** TASK TO COMPLETE **
State the count of lines below in which the word "funt" appears, and add nothing.

** EXTRACTED MATERIAL **
|---|

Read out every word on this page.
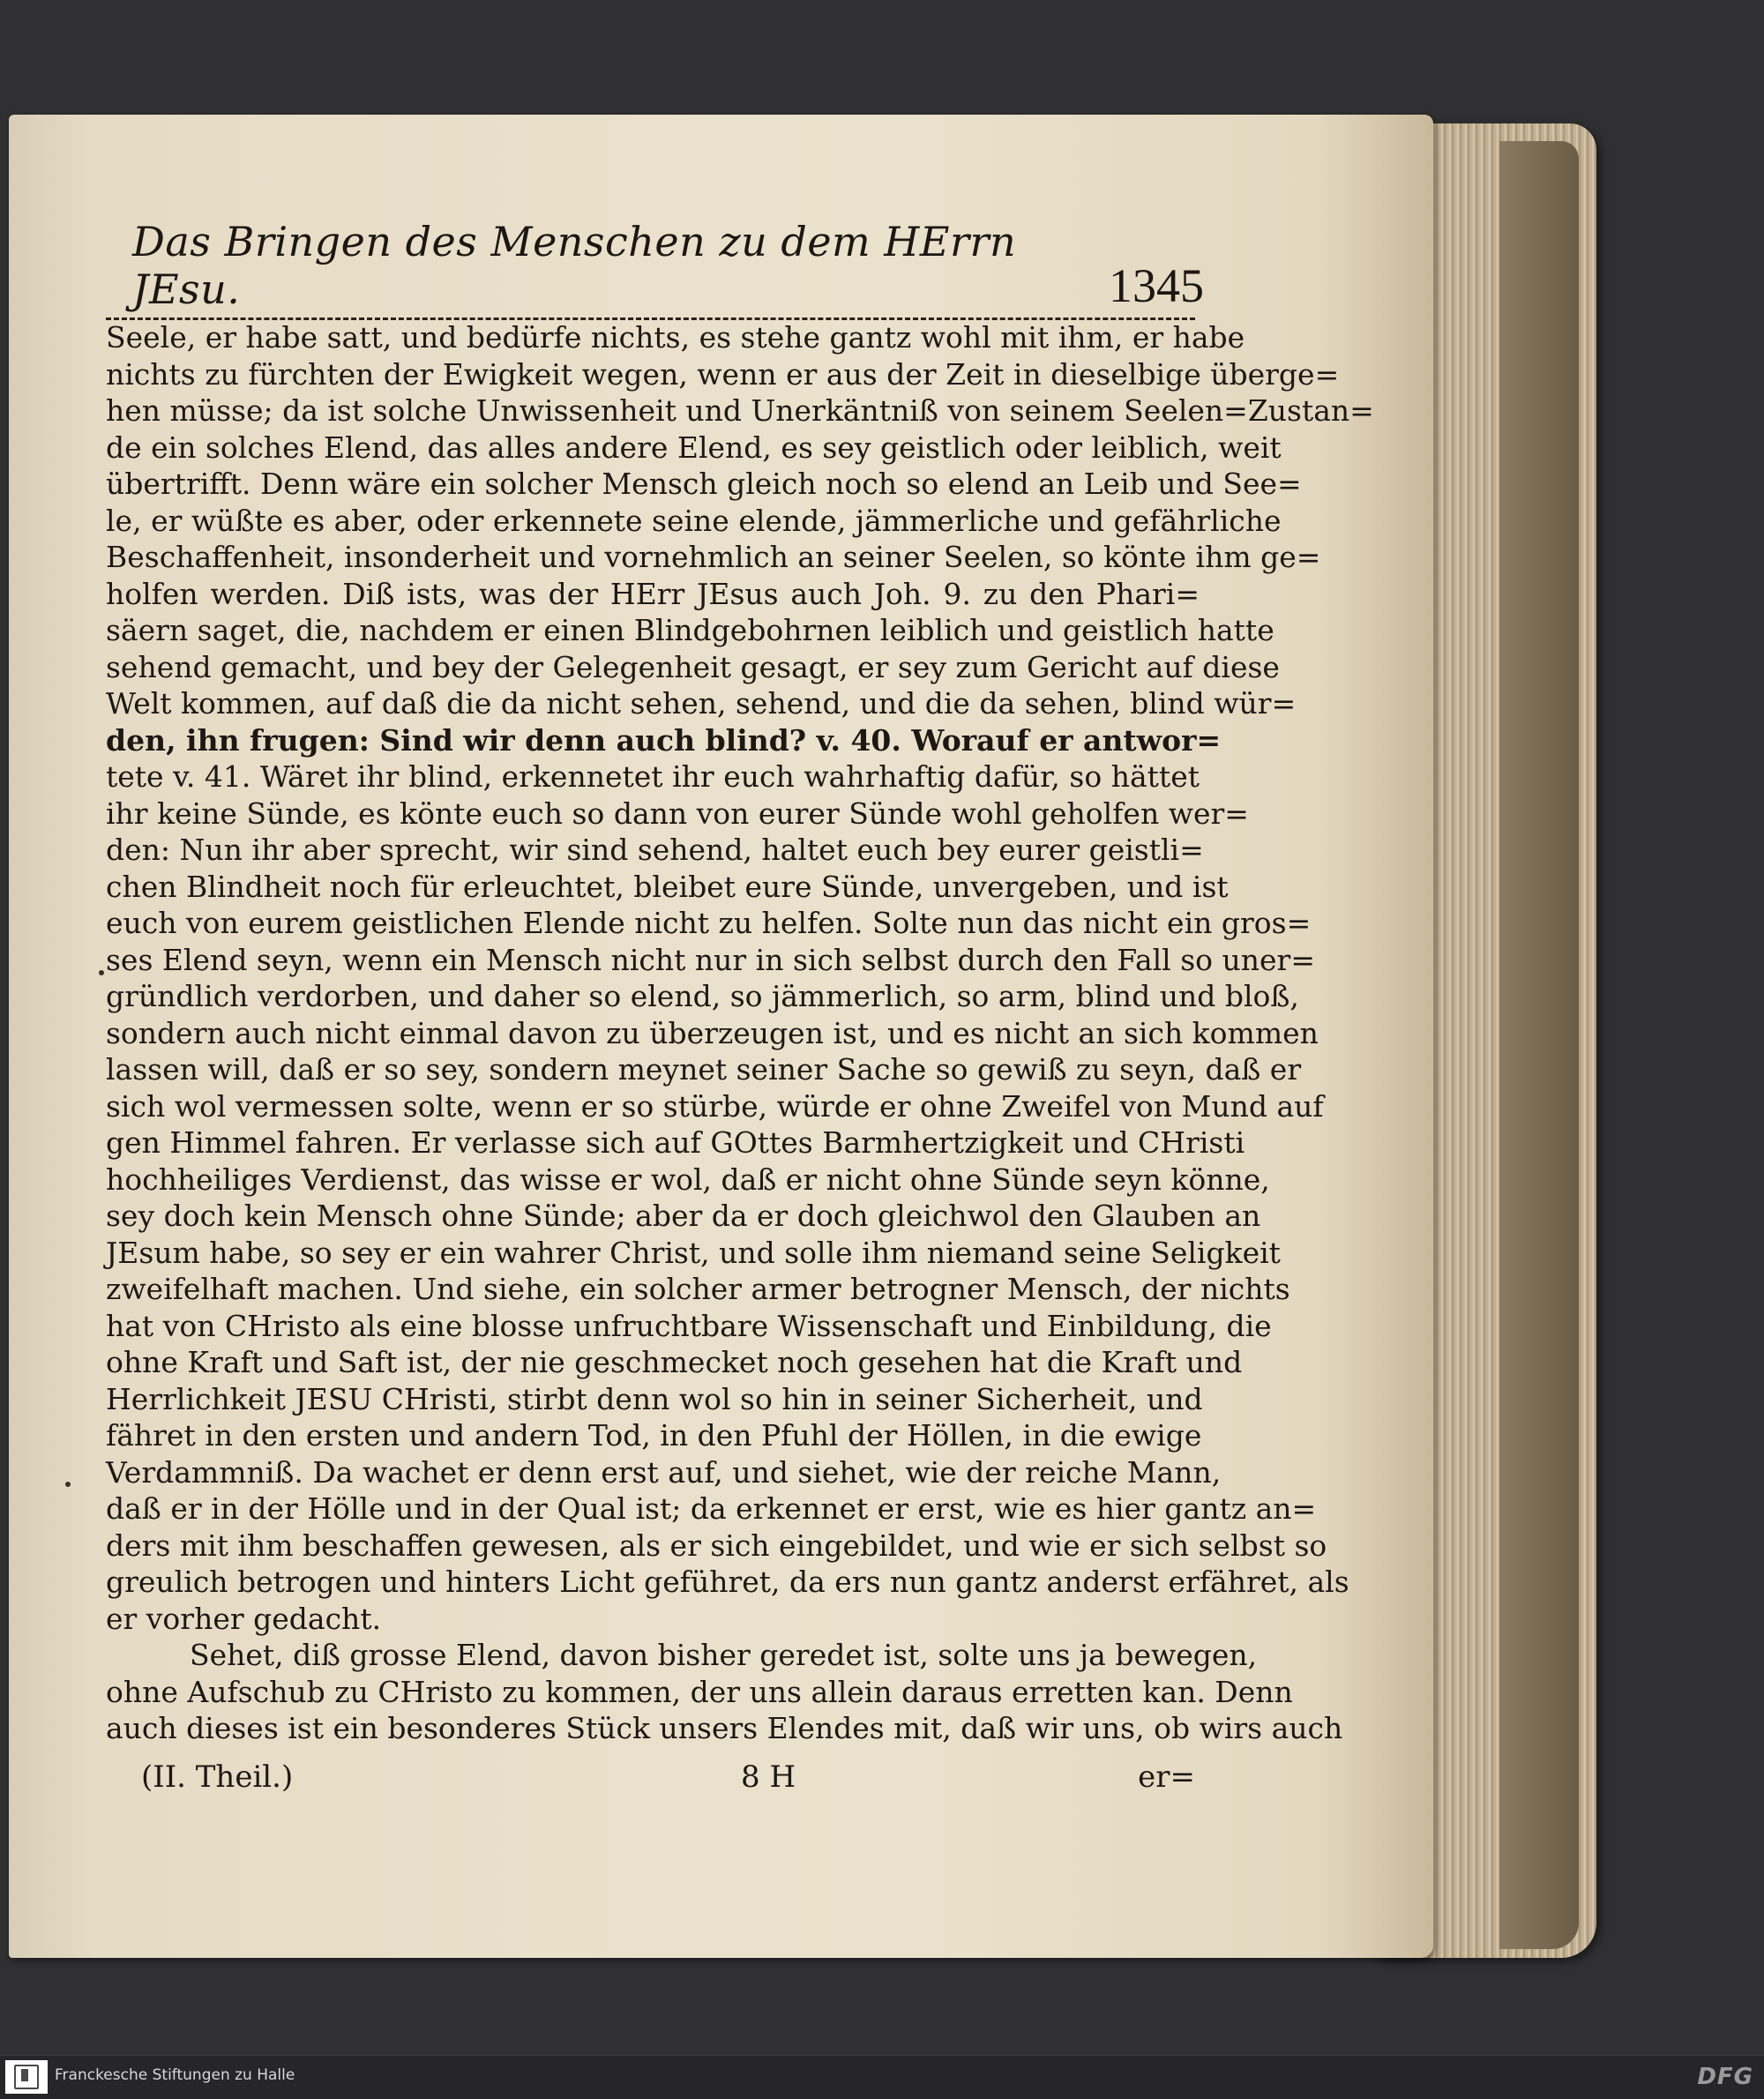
Das Bringen des Menschen zu dem HErrn JEsu.	1345
Seele, er habe satt, und bedürfe nichts, es stehe gantz wohl mit ihm, er habe
nichts zu fürchten der Ewigkeit wegen, wenn er aus der Zeit in dieselbige überge=
hen müsse; da ist solche Unwissenheit und Unerkäntniß von seinem Seelen=Zustan=
de ein solches Elend, das alles andere Elend, es sey geistlich oder leiblich, weit
übertrifft. Denn wäre ein solcher Mensch gleich noch so elend an Leib und See=
le, er wüßte es aber, oder erkennete seine elende, jämmerliche und gefährliche
Beschaffenheit, insonderheit und vornehmlich an seiner Seelen, so könte ihm ge=
holfen werden. Diß ists, was der HErr JEsus auch Joh. 9. zu den Phari=
säern saget, die, nachdem er einen Blindgebohrnen leiblich und geistlich hatte
sehend gemacht, und bey der Gelegenheit gesagt, er sey zum Gericht auf diese
Welt kommen, auf daß die da nicht sehen, sehend, und die da sehen, blind wür=
den, ihn frugen: Sind wir denn auch blind? v. 40. Worauf er antwor=
tete v. 41. Wäret ihr blind, erkennetet ihr euch wahrhaftig dafür, so hättet
ihr keine Sünde, es könte euch so dann von eurer Sünde wohl geholfen wer=
den: Nun ihr aber sprecht, wir sind sehend, haltet euch bey eurer geistli=
chen Blindheit noch für erleuchtet, bleibet eure Sünde, unvergeben, und ist
euch von eurem geistlichen Elende nicht zu helfen. Solte nun das nicht ein gros=
ses Elend seyn, wenn ein Mensch nicht nur in sich selbst durch den Fall so uner=
gründlich verdorben, und daher so elend, so jämmerlich, so arm, blind und bloß,
sondern auch nicht einmal davon zu überzeugen ist, und es nicht an sich kommen
lassen will, daß er so sey, sondern meynet seiner Sache so gewiß zu seyn, daß er
sich wol vermessen solte, wenn er so stürbe, würde er ohne Zweifel von Mund auf
gen Himmel fahren. Er verlasse sich auf GOttes Barmhertzigkeit und CHristi
hochheiliges Verdienst, das wisse er wol, daß er nicht ohne Sünde seyn könne,
sey doch kein Mensch ohne Sünde; aber da er doch gleichwol den Glauben an
JEsum habe, so sey er ein wahrer Christ, und solle ihm niemand seine Seligkeit
zweifelhaft machen. Und siehe, ein solcher armer betrogner Mensch, der nichts
hat von CHristo als eine blosse unfruchtbare Wissenschaft und Einbildung, die
ohne Kraft und Saft ist, der nie geschmecket noch gesehen hat die Kraft und
Herrlichkeit JESU CHristi, stirbt denn wol so hin in seiner Sicherheit, und
fähret in den ersten und andern Tod, in den Pfuhl der Höllen, in die ewige
Verdammniß. Da wachet er denn erst auf, und siehet, wie der reiche Mann,
daß er in der Hölle und in der Qual ist; da erkennet er erst, wie es hier gantz an=
ders mit ihm beschaffen gewesen, als er sich eingebildet, und wie er sich selbst so
greulich betrogen und hinters Licht geführet, da ers nun gantz anderst erfähret, als
er vorher gedacht.
Sehet, diß grosse Elend, davon bisher geredet ist, solte uns ja bewegen,
ohne Aufschub zu CHristo zu kommen, der uns allein daraus erretten kan. Denn
auch dieses ist ein besonderes Stück unsers Elendes mit, daß wir uns, ob wirs auch
(II. Theil.)	8 H	er=
Franckesche Stiftungen zu Halle	DFG
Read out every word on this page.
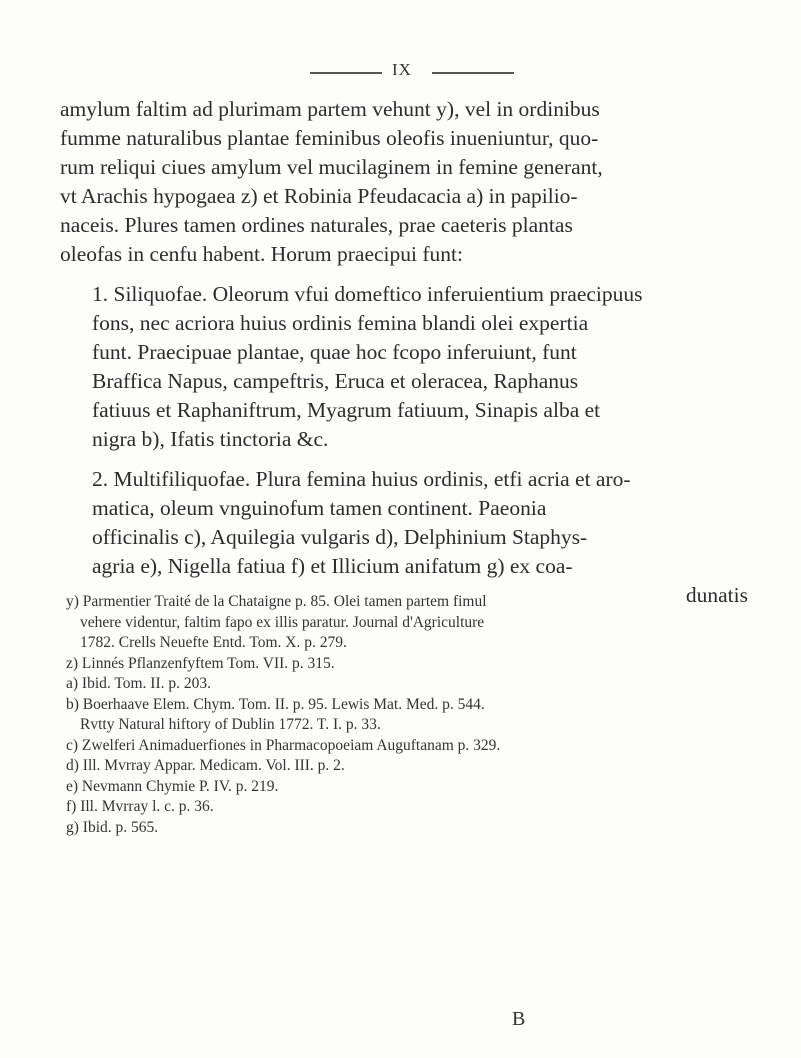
IX
amylum faltim ad plurimam partem vehunt y), vel in ordinibus
fumme naturalibus plantae feminibus oleofis inueniuntur, quo-
rum reliqui ciues amylum vel mucilaginem in femine generant,
vt Arachis hypogaea z) et Robinia Pfeudacacia a) in papilio-
naceis. Plures tamen ordines naturales, prae caeteris plantas
oleofas in cenfu habent. Horum praecipui funt:
1. Siliquofae. Oleorum vfui domeftico inferuientium praecipuus
fons, nec acriora huius ordinis femina blandi olei expertia
funt. Praecipuae plantae, quae hoc fcopo inferuiunt, funt
Braffica Napus, campeftris, Eruca et oleracea, Raphanus
fatiuus et Raphaniftrum, Myagrum fatiuum, Sinapis alba et
nigra b), Ifatis tinctoria &c.
2. Multifiliquofae. Plura femina huius ordinis, etfi acria et aro-
matica, oleum vnguinofum tamen continent. Paeonia
officinalis c), Aquilegia vulgaris d), Delphinium Staphys-
agria e), Nigella fatiua f) et Illicium anifatum g) ex coa-
dunatis
y) Parmentier Traité de la Chataigne p. 85. Olei tamen partem fimul
vehere videntur, faltim fapo ex illis paratur. Journal d'Agriculture
1782. Crells Neuefte Entd. Tom. X. p. 279.
z) Linnés Pflanzenfyftem Tom. VII. p. 315.
a) Ibid. Tom. II. p. 203.
b) Boerhaave Elem. Chym. Tom. II. p. 95. Lewis Mat. Med. p. 544.
Rvtty Natural hiftory of Dublin 1772. T. I. p. 33.
c) Zwelferi Animaduerfiones in Pharmacopoeiam Auguftanam p. 329.
d) Ill. Mvrray Appar. Medicam. Vol. III. p. 2.
e) Nevmann Chymie P. IV. p. 219.
f) Ill. Mvrray l. c. p. 36.
g) Ibid. p. 565.
B
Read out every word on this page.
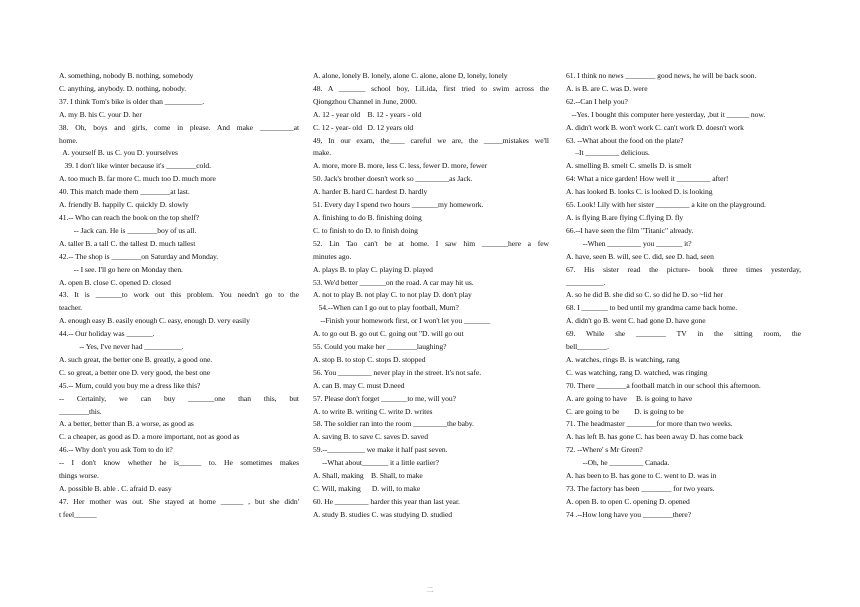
A. something, nobody B. nothing, somebody
C. anything, anybody. D. nothing, nobody.
37. I think Tom's bike is older than __________.
A. my B. his C. your D. her
38. Oh, boys and girls, come in please. And make _________at
home.
A. yourself B. us C. you D. yourselves
39. I don't like winter because it's ________cold.
A. too much B. far more C. much too D. much more
40. This match made them ________at last.
A. friendly B. happily C. quickly D. slowly
41.-- Who can reach the book on the top shelf?
-- Jack can. He is ________boy of us all.
A. taller B. a tall C. the tallest D. much tallest
42.-- The shop is ________on Saturday and Monday.
-- I see. I'll go here on Monday then.
A. open B. close C. opened D. closed
43. It is _______to work out this problem. You needn't go to the
teacher.
A. enough easy B. easily enough C. easy, enough D. very easily
44.-- Our holiday was _______.
-- Yes, I've never had __________.
A. such great, the better one B. greatly, a good one.
C. so great, a better one D. very good, the best one
45.-- Mum, could you buy me a dress like this?
-- Certainly, we can buy _______one than this, but
________this.
A. a better, better than B. a worse, as good as
C. a cheaper, as good as D. a more important, not as good as
46.-- Why don't you ask Tom to do it?
-- I don't know whether he is______ to. He sometimes makes
things worse.
A. possible B. able . C. afraid D. easy
47. Her mother was out. She stayed at home ______ , but she didn'
t feel______
A. alone, lonely B. lonely, alone C. alone, alone D, lonely, lonely
48. A _______ school boy, LiLida, first tried to swim across the
Qiongzhou Channel in June, 2000.
A. 12 - year old    B. 12 - years - old
C. 12 - year- old   D. 12 years old
49, In our exam, the____ careful we are, the _____mistakes we'll
make.
A. more, more B. more, less C. less, fewer D. more, fewer
50. Jack's brother doesn't work so _________as Jack.
A. harder B. hard C. hardest D. hardly
51. Every day I spend two hours _______my homework.
A. finishing to do B. finishing doing
C. to finish to do D. to finish doing
52. Lin Tao can't be at home. I saw him _______here a few
minutes ago.
A. plays B. to play C. playing D. played
53. We'd better _______on the road. A car may hit us.
A. not to play B. not play C. to not play D. don't play
54.--When can I go out to play football, Mum?
--Finish your homework first, or I won't let you _______
A. to go out B. go out C. going out "D. will go out
55. Could you make her ________laughing?
A. stop B. to stop C. stops D. stopped
56. You _________ never play in the street. It's not safe.
A. can B. may C. must D.need
57. Please don't forget _______to me, will you?
A. to write B. writing C. write D. writes
58. The soldier ran into the room _________the baby.
A. saving B. to save C. saves D. saved
59.--__________ we make it half past seven.
--What about_______ it a little earlier?
A. Shall, making    B. Shall, to make
C. Will, making      D. will, to make
60. He _________ harder this year than last year.
A. study B. studies C. was studying D. studied
61. I think no news ________ good news, he will be back soon.
A. is B. are C. was D. were
62.--Can I help you?
--Yes. I bought this computer here yesterday, ,but it ______ now.
A. didn't work B. won't work C. can't work D. doesn't work
63. --What about the food on the plate?
–It _________ delicious.
A. smelling B. smelt C. smells D. is smelt
64: What a nice garden! How well it _________ after!
A. has looked B. looks C. is looked D. is looking
65. Look! Lily with her sister _________ a kite on the playground.
A. is flying B.are flying C.flying D. fly
66.--I have seen the film "Titanic" already.
--When _________ you _______ it?
A. have, seen B. will, see C. did, see D. had, seen
67. His sister read the picture- book three times yesterday,
__________.
A. so he did B. she did so C. so did he D. so ~lid her
68. I _______ to bed until my grandma came back home.
A. didn't go B. went C. had gone D. have gone
69. While she ________ TV in the sitting room, the
bell________.
A. watches, rings B. is watching, rang
C. was watching, rang D. watched, was ringing
70. There ________a football match in our school this afternoon.
A. are going to have     B. is going to have
C. are going to be        D. is going to be
71. The headmaster ________for more than two weeks.
A. has left B. has gone C. has been away D. has come back
72. --Where' s Mr Green?
--Oh, he _________ Canada.
A. has been to B. has gone to C. went to D. was in
73. The factory has been ________ for two years.
A. open B. to open C. opening D. opened
74 .--How long have you ________there?
二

|---|

** RESULT OF THIS EXERCISE **
2